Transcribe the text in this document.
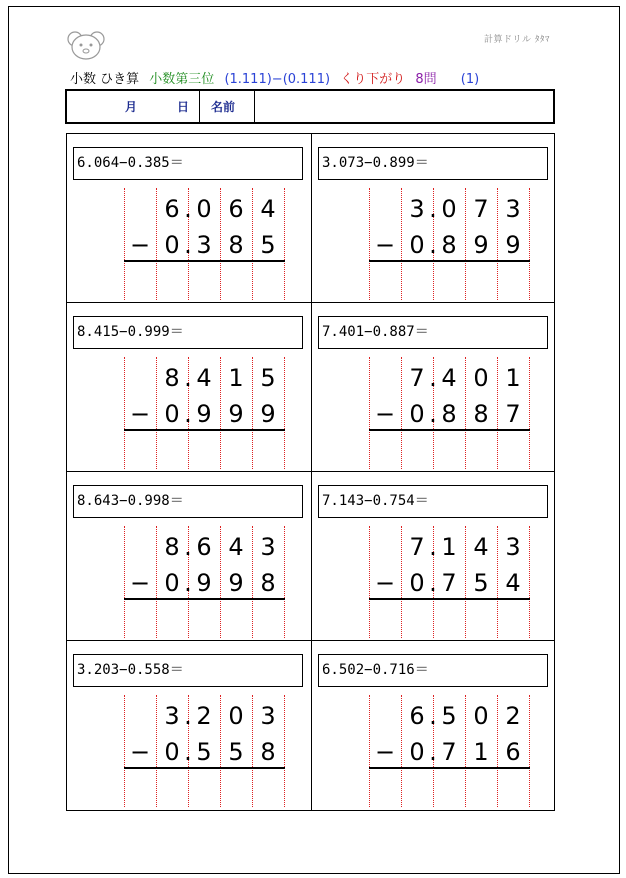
計算ドリル ﾀﾀﾏ
小数 ひき算 小数第三位 (1.111)−(0.111) くり下がり 8問 (1)
月	日 名前
6.064−0.385＝
6 0 6 4
0 3 8 5
−
.
.
3.073−0.899＝
3 0 7 3
0 8 9 9
−
.
.
8.415−0.999＝
8 4 1 5
0 9 9 9
−
.
.
7.401−0.887＝
7 4 0 1
0 8 8 7
−
.
.
8.643−0.998＝
8 6 4 3
0 9 9 8
−
.
.
7.143−0.754＝
7 1 4 3
0 7 5 4
−
.
.
3.203−0.558＝
3 2 0 3
0 5 5 8
−
.
.
6.502−0.716＝
6 5 0 2
0 7 1 6
−
.
.
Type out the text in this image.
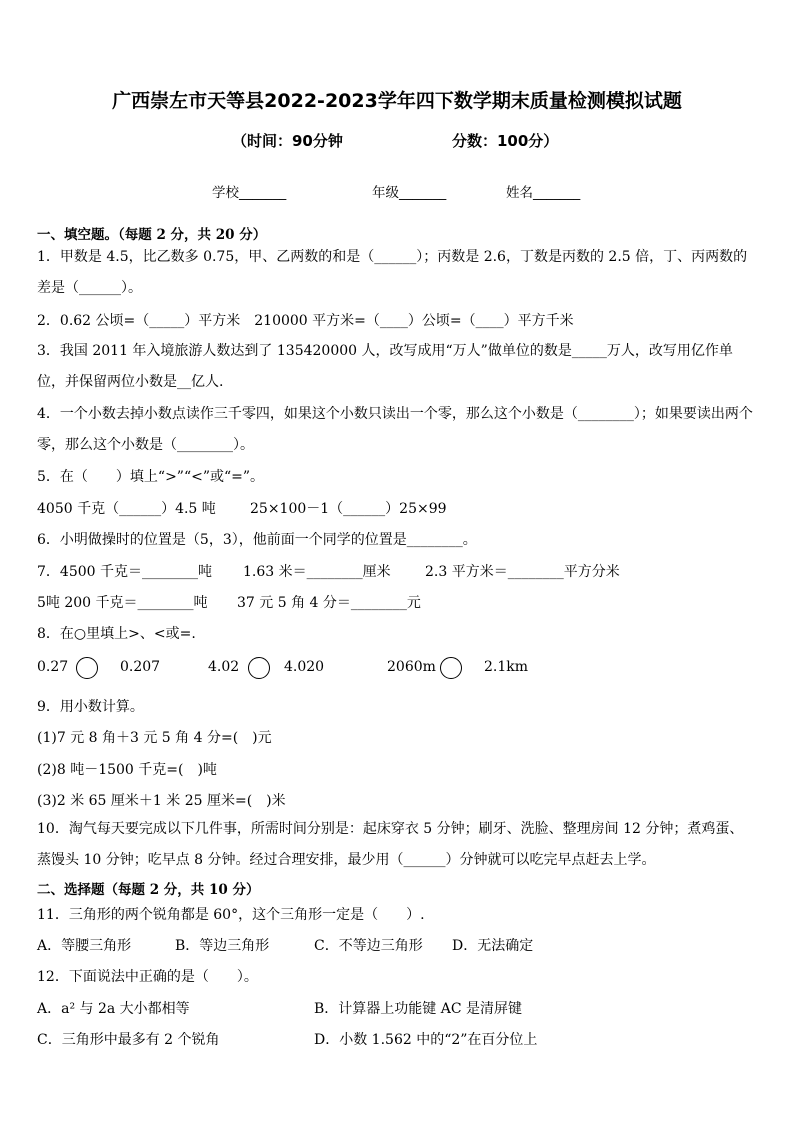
广西崇左市天等县2022-2023学年四下数学期末质量检测模拟试题
（时间：90分钟	分数：100分）
学校_______	年级_______	姓名_______
一、填空题。（每题 2 分，共 20 分）
1．甲数是 4.5，比乙数多 0.75，甲、乙两数的和是（______）；丙数是 2.6，丁数是丙数的 2.5 倍，丁、丙两数的差是（______）。
2．0.62 公顷=（_____）平方米　210000 平方米=（____）公顷=（____）平方千米
3．我国 2011 年入境旅游人数达到了 135420000 人，改写成用“万人”做单位的数是_____万人，改写用亿作单位，并保留两位小数是__亿人.
4．一个小数去掉小数点读作三千零四，如果这个小数只读出一个零，那么这个小数是（________）；如果要读出两个零，那么这个小数是（________）。
5．在（　　）填上“>”“<”或“=”。
4050 千克（______）4.5 吨 25×100－1（______）25×99
6．小明做操时的位置是（5，3），他前面一个同学的位置是________。
7．4500 千克＝________吨 1.63 米＝________厘米 2.3 平方米＝________平方分米
5吨 200 千克＝________吨 37 元 5 角 4 分＝________元
8．在○里填上>、<或=.
0.27	0.207	4.02	4.020	2060m	2.1km
9．用小数计算。
(1)7 元 8 角＋3 元 5 角 4 分=(　)元
(2)8 吨－1500 千克=(　)吨
(3)2 米 65 厘米＋1 米 25 厘米=(　)米
10．淘气每天要完成以下几件事，所需时间分别是：起床穿衣 5 分钟；刷牙、洗脸、整理房间 12 分钟；煮鸡蛋、蒸馒头 10 分钟；吃早点 8 分钟。经过合理安排，最少用（______）分钟就可以吃完早点赶去上学。
二、选择题（每题 2 分，共 10 分）
11．三角形的两个锐角都是 60°，这个三角形一定是（　　）.
A．等腰三角形	B．等边三角形	C．不等边三角形 D．无法确定
12．下面说法中正确的是（　　）。
A．a² 与 2a 大小都相等	B．计算器上功能键 AC 是清屏键
C．三角形中最多有 2 个锐角	D．小数 1.562 中的“2”在百分位上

* * * * *

→ TASK STATEMENT
Count the lines of the material that include the word "text", then state only the total.

→ SOLUTION TO THIS EXERCISE
2